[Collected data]
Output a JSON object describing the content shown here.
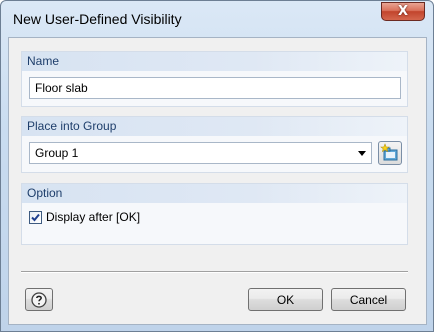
{
  "window": {
    "title": "New User-Defined Visibility",
    "close_glyph": "X"
  },
  "name_group": {
    "header": "Name",
    "value": "Floor slab"
  },
  "group_section": {
    "header": "Place into Group",
    "selected": "Group 1"
  },
  "option_section": {
    "header": "Option",
    "checkbox_label": "Display after [OK]",
    "checked": true
  },
  "buttons": {
    "ok": "OK",
    "cancel": "Cancel"
  },
  "icons": {
    "close": "close-icon",
    "help": "help-icon",
    "new_group": "new-group-icon",
    "dropdown": "chevron-down-icon",
    "check": "checkmark-icon"
  }
}
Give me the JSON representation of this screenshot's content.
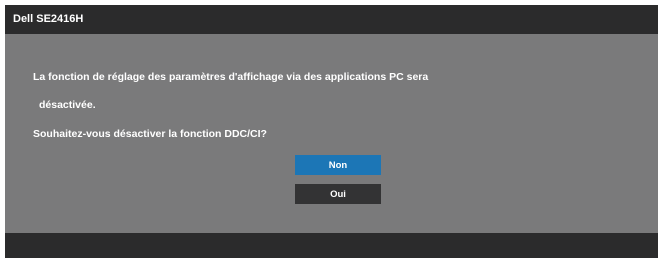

▶ [The problem]:
Reproduce the full listing faithfully, but do not carry over any pictures.

▶ [Task response]:
Output a JSON object describing the content shown here.
{
  "window": {
    "title": "New User-Defined Visibility",
    "close_glyph": "X"
  },
  "name_group": {
    "header": "Name",
    "value": "Floor slab"
  },
  "group_section": {
    "header": "Place into Group",
    "selected": "Group 1"
  },
  "option_section": {
    "header": "Option",
    "checkbox_label": "Display after [OK]",
    "checked": true
  },
  "buttons": {
    "ok": "OK",
    "cancel": "Cancel"
  },
  "icons": {
    "close": "close-icon",
    "help": "help-icon",
    "new_group": "new-group-icon",
    "dropdown": "chevron-down-icon",
    "check": "checkmark-icon"
  }
}
Give me the JSON representation of this screenshot's content.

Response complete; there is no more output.